> What you need to do
Check every line below for the word "МОСКВА" and copy each one that has it.

> Data provided
════════════════

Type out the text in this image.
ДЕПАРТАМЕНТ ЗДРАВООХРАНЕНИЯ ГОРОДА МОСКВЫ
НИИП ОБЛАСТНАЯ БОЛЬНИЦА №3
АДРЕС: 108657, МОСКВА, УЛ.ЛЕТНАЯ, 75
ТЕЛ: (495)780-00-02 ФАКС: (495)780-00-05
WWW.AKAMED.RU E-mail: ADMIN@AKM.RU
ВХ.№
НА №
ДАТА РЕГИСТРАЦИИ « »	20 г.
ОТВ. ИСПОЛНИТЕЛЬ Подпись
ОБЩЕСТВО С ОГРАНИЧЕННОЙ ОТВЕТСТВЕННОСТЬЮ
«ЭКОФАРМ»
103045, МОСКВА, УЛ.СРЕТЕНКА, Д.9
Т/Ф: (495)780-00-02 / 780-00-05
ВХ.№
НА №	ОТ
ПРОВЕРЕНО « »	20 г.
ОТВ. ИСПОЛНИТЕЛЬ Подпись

════════════════

> Exercise response
АДРЕС: 108657, МОСКВА, УЛ.ЛЕТНАЯ, 75
103045, МОСКВА, УЛ.СРЕТЕНКА, Д.9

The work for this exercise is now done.